Exercise instructions
Write the data out again exactly, with no pictures.

════════════════════

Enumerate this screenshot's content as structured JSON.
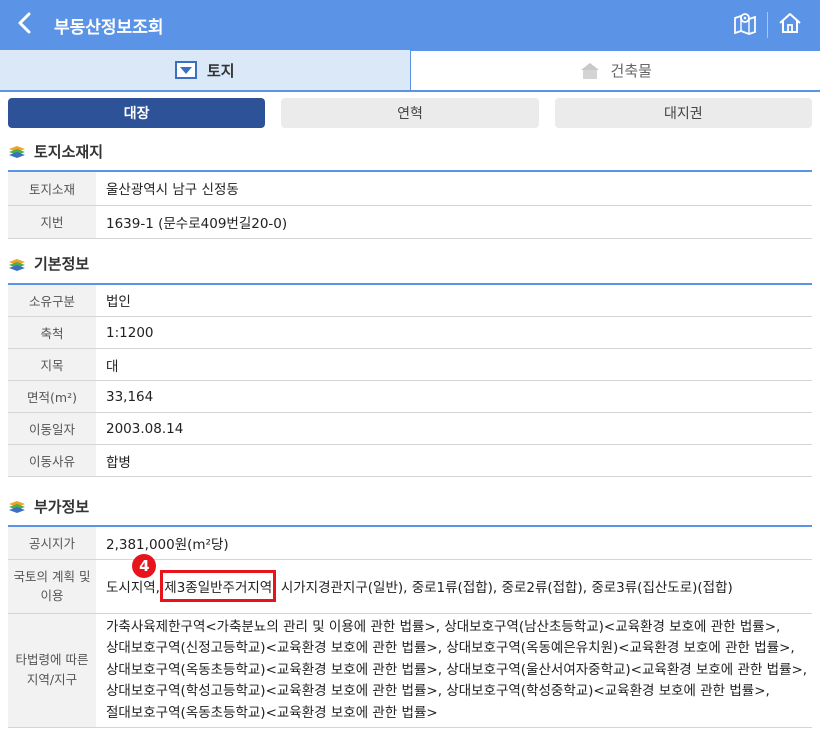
{
  "header": {
    "title": "부동산정보조회",
    "back_icon": "chevron-left-icon",
    "map_icon": "map-icon",
    "home_icon": "home-icon"
  },
  "tabs": [
    {
      "label": "토지",
      "icon": "land-icon",
      "active": true
    },
    {
      "label": "건축물",
      "icon": "building-icon",
      "active": false
    }
  ],
  "subtabs": [
    {
      "label": "대장",
      "active": true
    },
    {
      "label": "연혁",
      "active": false
    },
    {
      "label": "대지권",
      "active": false
    }
  ],
  "sections": {
    "location": {
      "title": "토지소재지",
      "rows": [
        {
          "label": "토지소재",
          "value": "울산광역시 남구 신정동"
        },
        {
          "label": "지번",
          "value": "1639-1 (문수로409번길20-0)"
        }
      ]
    },
    "basic": {
      "title": "기본정보",
      "rows": [
        {
          "label": "소유구분",
          "value": "법인"
        },
        {
          "label": "축척",
          "value": "1:1200"
        },
        {
          "label": "지목",
          "value": "대"
        },
        {
          "label": "면적(m²)",
          "value": "33,164"
        },
        {
          "label": "이동일자",
          "value": "2003.08.14"
        },
        {
          "label": "이동사유",
          "value": "합병"
        }
      ]
    },
    "extra": {
      "title": "부가정보",
      "price_label": "공시지가",
      "price_value": "2,381,000원(m²당)",
      "plan_label": "국토의 계획 및 이용",
      "plan_value_pre": "도시지역,",
      "plan_value_hl": "제3종일반주거지역",
      "plan_value_post": ", 시가지경관지구(일반), 중로1류(접합), 중로2류(접합), 중로3류(집산도로)(접합)",
      "other_label": "타법령에 따른 지역/지구",
      "other_lines": [
        "가축사육제한구역<가축분뇨의 관리 및 이용에 관한 법률>, 상대보호구역(남산초등학교)<교육환경 보호에 관한 법률>,",
        "상대보호구역(신정고등학교)<교육환경 보호에 관한 법률>, 상대보호구역(옥동예은유치원)<교육환경 보호에 관한 법률>,",
        "상대보호구역(옥동초등학교)<교육환경 보호에 관한 법률>, 상대보호구역(울산서여자중학교)<교육환경 보호에 관한 법률>,",
        "상대보호구역(학성고등학교)<교육환경 보호에 관한 법률>, 상대보호구역(학성중학교)<교육환경 보호에 관한 법률>,",
        "절대보호구역(옥동초등학교)<교육환경 보호에 관한 법률>"
      ]
    }
  },
  "annotation": {
    "badge": "4",
    "color": "#e8141c"
  },
  "colors": {
    "header_bg": "#5b94e6",
    "active_subtab": "#2d5298"
  }
}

════════════════════

Answer to this exercise
Enumerate this screenshot's content as structured JSON.
{
  "header": {
    "title": "부동산정보조회",
    "back_icon": "chevron-left-icon",
    "map_icon": "map-icon",
    "home_icon": "home-icon"
  },
  "tabs": [
    {
      "label": "토지",
      "icon": "land-icon",
      "active": true
    },
    {
      "label": "건축물",
      "icon": "building-icon",
      "active": false
    }
  ],
  "subtabs": [
    {
      "label": "대장",
      "active": true
    },
    {
      "label": "연혁",
      "active": false
    },
    {
      "label": "대지권",
      "active": false
    }
  ],
  "sections": {
    "location": {
      "title": "토지소재지",
      "rows": [
        {
          "label": "토지소재",
          "value": "울산광역시 남구 신정동"
        },
        {
          "label": "지번",
          "value": "1639-1 (문수로409번길20-0)"
        }
      ]
    },
    "basic": {
      "title": "기본정보",
      "rows": [
        {
          "label": "소유구분",
          "value": "법인"
        },
        {
          "label": "축척",
          "value": "1:1200"
        },
        {
          "label": "지목",
          "value": "대"
        },
        {
          "label": "면적(m²)",
          "value": "33,164"
        },
        {
          "label": "이동일자",
          "value": "2003.08.14"
        },
        {
          "label": "이동사유",
          "value": "합병"
        }
      ]
    },
    "extra": {
      "title": "부가정보",
      "price_label": "공시지가",
      "price_value": "2,381,000원(m²당)",
      "plan_label": "국토의 계획 및 이용",
      "plan_value_pre": "도시지역,",
      "plan_value_hl": "제3종일반주거지역",
      "plan_value_post": ", 시가지경관지구(일반), 중로1류(접합), 중로2류(접합), 중로3류(집산도로)(접합)",
      "other_label": "타법령에 따른 지역/지구",
      "other_lines": [
        "가축사육제한구역<가축분뇨의 관리 및 이용에 관한 법률>, 상대보호구역(남산초등학교)<교육환경 보호에 관한 법률>,",
        "상대보호구역(신정고등학교)<교육환경 보호에 관한 법률>, 상대보호구역(옥동예은유치원)<교육환경 보호에 관한 법률>,",
        "상대보호구역(옥동초등학교)<교육환경 보호에 관한 법률>, 상대보호구역(울산서여자중학교)<교육환경 보호에 관한 법률>,",
        "상대보호구역(학성고등학교)<교육환경 보호에 관한 법률>, 상대보호구역(학성중학교)<교육환경 보호에 관한 법률>,",
        "절대보호구역(옥동초등학교)<교육환경 보호에 관한 법률>"
      ]
    }
  },
  "annotation": {
    "badge": "4",
    "color": "#e8141c"
  },
  "colors": {
    "header_bg": "#5b94e6",
    "active_subtab": "#2d5298"
  }
}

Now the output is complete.